_DIRECTIONS_: State how many lines in the entries below contain "ressources". Write nothing but the number.

Stored records
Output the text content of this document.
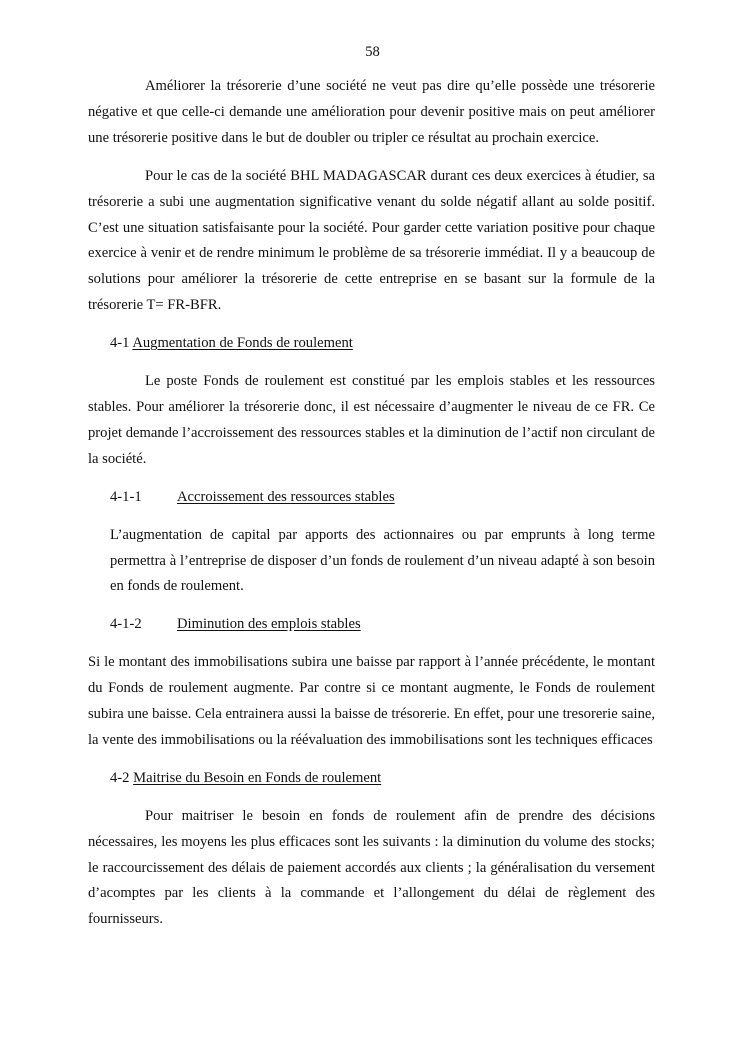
58

Améliorer la trésorerie d’une société ne veut pas dire qu’elle possède une trésorerie négative et que celle-ci demande une amélioration pour devenir positive mais on peut améliorer une trésorerie positive dans le but de doubler ou tripler ce résultat au prochain exercice.

Pour le cas de la société BHL MADAGASCAR durant ces deux exercices à étudier, sa trésorerie a subi une augmentation significative venant du solde négatif allant au solde positif. C’est une situation satisfaisante pour la société. Pour garder cette variation positive pour chaque exercice à venir et de rendre minimum le problème de sa trésorerie immédiat. Il y a beaucoup de solutions pour améliorer la trésorerie de cette entreprise en se basant sur la formule de la trésorerie T= FR-BFR.

4-1 Augmentation de Fonds de roulement

Le poste Fonds de roulement est constitué par les emplois stables et les ressources stables. Pour améliorer la trésorerie donc, il est nécessaire d’augmenter le niveau de ce FR. Ce projet demande l’accroissement des ressources stables et la diminution de l’actif non circulant de la société.

4-1-1	Accroissement des ressources stables

L’augmentation de capital par apports des actionnaires ou par emprunts à long terme permettra à l’entreprise de disposer d’un fonds de roulement d’un niveau adapté à son besoin en fonds de roulement.

4-1-2	Diminution des emplois stables

Si le montant des immobilisations subira une baisse par rapport à l’année précédente, le montant du Fonds de roulement augmente. Par contre si ce montant augmente, le Fonds de roulement subira une baisse. Cela entrainera aussi la baisse de trésorerie. En effet, pour une tresorerie saine, la vente des immobilisations ou la réévaluation des immobilisations sont les techniques efficaces

4-2 Maitrise du Besoin en Fonds de roulement

Pour maitriser le besoin en fonds de roulement afin de prendre des décisions nécessaires, les moyens les plus efficaces sont les suivants : la diminution du volume des stocks; le raccourcissement des délais de paiement accordés aux clients ; la généralisation du versement d’acomptes par les clients à la commande et l’allongement du délai de règlement des fournisseurs.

_EXERCISE SOLUTION_: 2